* **RECORDS FOR PROCESSING**
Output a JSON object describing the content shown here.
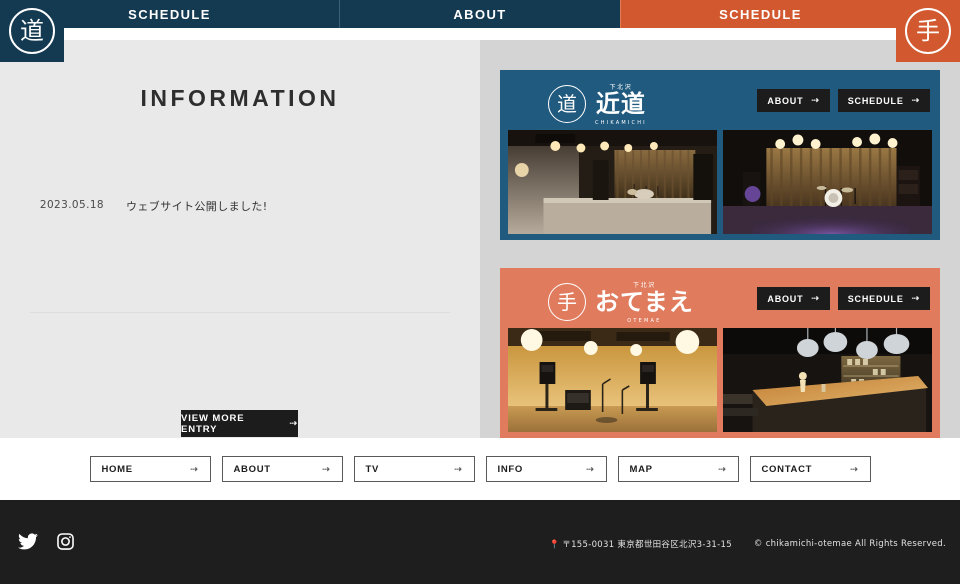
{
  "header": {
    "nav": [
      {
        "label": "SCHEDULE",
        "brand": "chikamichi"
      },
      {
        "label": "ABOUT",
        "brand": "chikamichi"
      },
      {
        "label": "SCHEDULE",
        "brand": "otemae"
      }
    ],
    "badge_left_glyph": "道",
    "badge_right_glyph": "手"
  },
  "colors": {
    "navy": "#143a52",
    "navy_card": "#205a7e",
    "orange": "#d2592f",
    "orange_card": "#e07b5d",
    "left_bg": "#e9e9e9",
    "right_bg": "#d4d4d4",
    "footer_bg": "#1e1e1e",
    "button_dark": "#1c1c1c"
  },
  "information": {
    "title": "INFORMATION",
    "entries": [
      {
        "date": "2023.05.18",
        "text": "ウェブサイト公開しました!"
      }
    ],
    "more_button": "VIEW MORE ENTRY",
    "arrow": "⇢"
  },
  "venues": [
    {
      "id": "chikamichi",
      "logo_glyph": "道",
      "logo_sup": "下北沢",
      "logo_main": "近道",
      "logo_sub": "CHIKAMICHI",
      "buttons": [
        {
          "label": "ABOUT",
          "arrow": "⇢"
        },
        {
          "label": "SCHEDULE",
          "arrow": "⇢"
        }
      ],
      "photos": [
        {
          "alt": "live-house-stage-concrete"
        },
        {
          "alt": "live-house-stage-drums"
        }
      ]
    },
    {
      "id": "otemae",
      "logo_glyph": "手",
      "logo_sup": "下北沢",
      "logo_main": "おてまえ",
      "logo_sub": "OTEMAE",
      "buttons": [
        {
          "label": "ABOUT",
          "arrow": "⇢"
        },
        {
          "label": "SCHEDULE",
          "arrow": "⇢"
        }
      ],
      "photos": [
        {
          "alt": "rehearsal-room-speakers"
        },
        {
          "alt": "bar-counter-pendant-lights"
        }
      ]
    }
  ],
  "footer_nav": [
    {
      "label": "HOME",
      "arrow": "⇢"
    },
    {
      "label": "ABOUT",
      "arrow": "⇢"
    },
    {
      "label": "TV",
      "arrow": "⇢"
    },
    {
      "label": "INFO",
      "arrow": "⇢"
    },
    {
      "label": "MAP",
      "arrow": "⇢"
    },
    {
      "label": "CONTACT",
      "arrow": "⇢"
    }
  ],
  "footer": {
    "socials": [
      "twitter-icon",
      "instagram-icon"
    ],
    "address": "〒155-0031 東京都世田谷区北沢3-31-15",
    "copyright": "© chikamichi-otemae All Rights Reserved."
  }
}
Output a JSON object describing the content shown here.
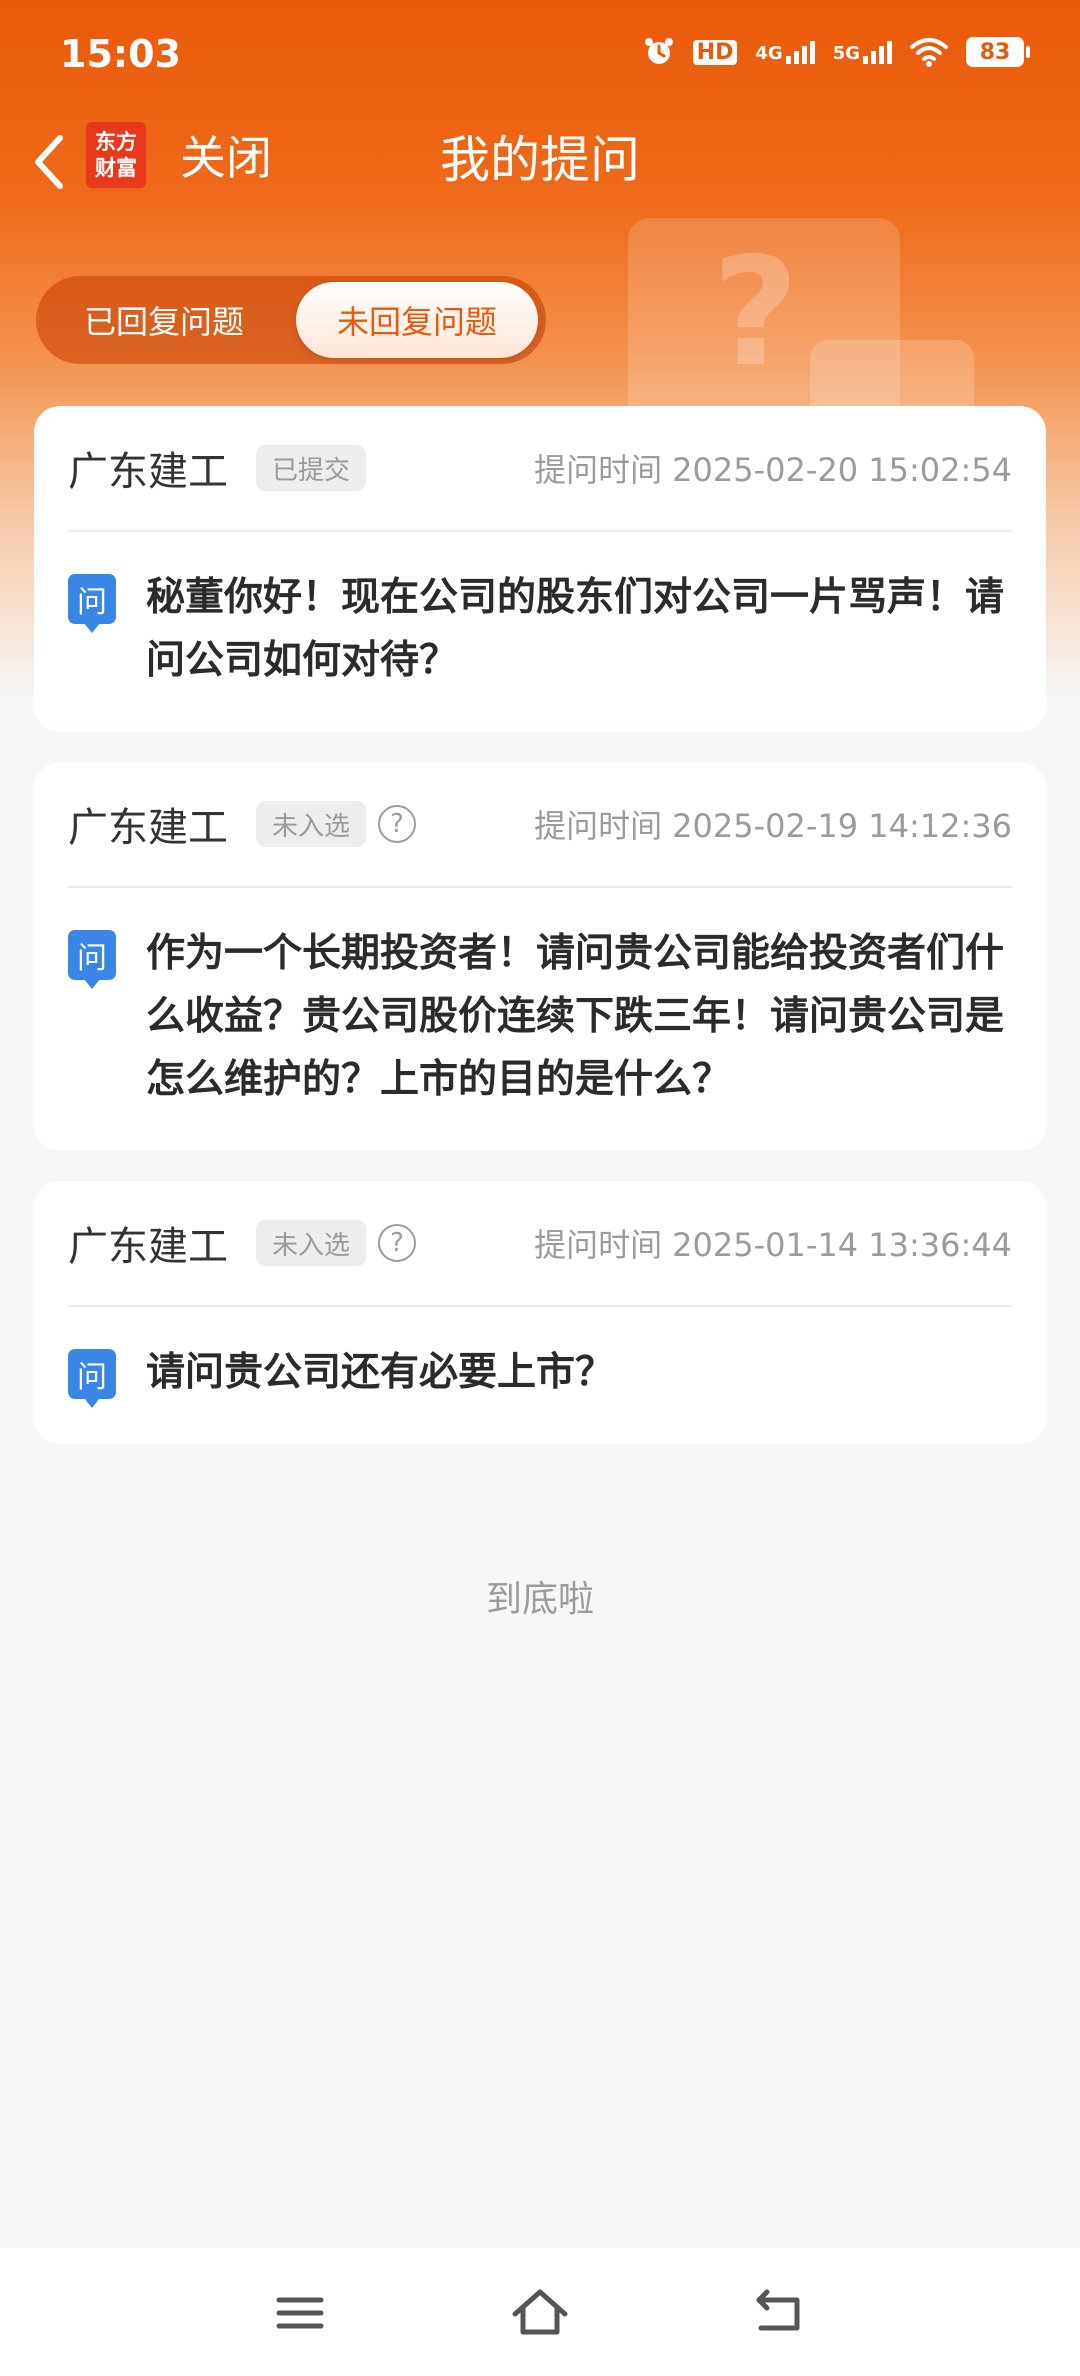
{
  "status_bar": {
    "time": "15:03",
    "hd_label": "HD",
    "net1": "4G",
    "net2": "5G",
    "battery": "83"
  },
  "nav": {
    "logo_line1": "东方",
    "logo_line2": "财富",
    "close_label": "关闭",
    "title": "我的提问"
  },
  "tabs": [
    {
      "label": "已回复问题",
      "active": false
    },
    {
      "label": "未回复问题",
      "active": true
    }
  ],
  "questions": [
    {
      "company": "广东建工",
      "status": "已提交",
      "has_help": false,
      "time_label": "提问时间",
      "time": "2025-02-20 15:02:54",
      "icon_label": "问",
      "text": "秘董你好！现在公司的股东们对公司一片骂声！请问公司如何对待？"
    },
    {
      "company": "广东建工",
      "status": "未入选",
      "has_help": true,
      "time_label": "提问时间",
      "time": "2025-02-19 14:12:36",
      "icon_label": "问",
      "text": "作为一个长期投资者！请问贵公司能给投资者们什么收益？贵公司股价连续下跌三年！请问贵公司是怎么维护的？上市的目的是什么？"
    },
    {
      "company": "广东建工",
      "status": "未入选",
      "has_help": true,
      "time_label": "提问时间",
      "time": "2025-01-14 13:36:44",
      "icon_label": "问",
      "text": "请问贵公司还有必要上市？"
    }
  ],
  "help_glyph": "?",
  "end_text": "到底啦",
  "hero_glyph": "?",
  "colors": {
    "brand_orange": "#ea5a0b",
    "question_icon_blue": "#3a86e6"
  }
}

* **WHAT THE EXERCISE ASKS**
Print every entry exactly as written, without the pictures.

* **SOLUTION BELOW**
Output a JSON object describing the content shown here.
{
  "header": {
    "nav": [
      {
        "label": "SCHEDULE",
        "brand": "chikamichi"
      },
      {
        "label": "ABOUT",
        "brand": "chikamichi"
      },
      {
        "label": "SCHEDULE",
        "brand": "otemae"
      }
    ],
    "badge_left_glyph": "道",
    "badge_right_glyph": "手"
  },
  "colors": {
    "navy": "#143a52",
    "navy_card": "#205a7e",
    "orange": "#d2592f",
    "orange_card": "#e07b5d",
    "left_bg": "#e9e9e9",
    "right_bg": "#d4d4d4",
    "footer_bg": "#1e1e1e",
    "button_dark": "#1c1c1c"
  },
  "information": {
    "title": "INFORMATION",
    "entries": [
      {
        "date": "2023.05.18",
        "text": "ウェブサイト公開しました!"
      }
    ],
    "more_button": "VIEW MORE ENTRY",
    "arrow": "⇢"
  },
  "venues": [
    {
      "id": "chikamichi",
      "logo_glyph": "道",
      "logo_sup": "下北沢",
      "logo_main": "近道",
      "logo_sub": "CHIKAMICHI",
      "buttons": [
        {
          "label": "ABOUT",
          "arrow": "⇢"
        },
        {
          "label": "SCHEDULE",
          "arrow": "⇢"
        }
      ],
      "photos": [
        {
          "alt": "live-house-stage-concrete"
        },
        {
          "alt": "live-house-stage-drums"
        }
      ]
    },
    {
      "id": "otemae",
      "logo_glyph": "手",
      "logo_sup": "下北沢",
      "logo_main": "おてまえ",
      "logo_sub": "OTEMAE",
      "buttons": [
        {
          "label": "ABOUT",
          "arrow": "⇢"
        },
        {
          "label": "SCHEDULE",
          "arrow": "⇢"
        }
      ],
      "photos": [
        {
          "alt": "rehearsal-room-speakers"
        },
        {
          "alt": "bar-counter-pendant-lights"
        }
      ]
    }
  ],
  "footer_nav": [
    {
      "label": "HOME",
      "arrow": "⇢"
    },
    {
      "label": "ABOUT",
      "arrow": "⇢"
    },
    {
      "label": "TV",
      "arrow": "⇢"
    },
    {
      "label": "INFO",
      "arrow": "⇢"
    },
    {
      "label": "MAP",
      "arrow": "⇢"
    },
    {
      "label": "CONTACT",
      "arrow": "⇢"
    }
  ],
  "footer": {
    "socials": [
      "twitter-icon",
      "instagram-icon"
    ],
    "address": "〒155-0031 東京都世田谷区北沢3-31-15",
    "copyright": "© chikamichi-otemae All Rights Reserved."
  }
}
Output a JSON object describing the content shown here.
{
  "status_bar": {
    "time": "15:03",
    "hd_label": "HD",
    "net1": "4G",
    "net2": "5G",
    "battery": "83"
  },
  "nav": {
    "logo_line1": "东方",
    "logo_line2": "财富",
    "close_label": "关闭",
    "title": "我的提问"
  },
  "tabs": [
    {
      "label": "已回复问题",
      "active": false
    },
    {
      "label": "未回复问题",
      "active": true
    }
  ],
  "questions": [
    {
      "company": "广东建工",
      "status": "已提交",
      "has_help": false,
      "time_label": "提问时间",
      "time": "2025-02-20 15:02:54",
      "icon_label": "问",
      "text": "秘董你好！现在公司的股东们对公司一片骂声！请问公司如何对待？"
    },
    {
      "company": "广东建工",
      "status": "未入选",
      "has_help": true,
      "time_label": "提问时间",
      "time": "2025-02-19 14:12:36",
      "icon_label": "问",
      "text": "作为一个长期投资者！请问贵公司能给投资者们什么收益？贵公司股价连续下跌三年！请问贵公司是怎么维护的？上市的目的是什么？"
    },
    {
      "company": "广东建工",
      "status": "未入选",
      "has_help": true,
      "time_label": "提问时间",
      "time": "2025-01-14 13:36:44",
      "icon_label": "问",
      "text": "请问贵公司还有必要上市？"
    }
  ],
  "help_glyph": "?",
  "end_text": "到底啦",
  "hero_glyph": "?",
  "colors": {
    "brand_orange": "#ea5a0b",
    "question_icon_blue": "#3a86e6"
  }
}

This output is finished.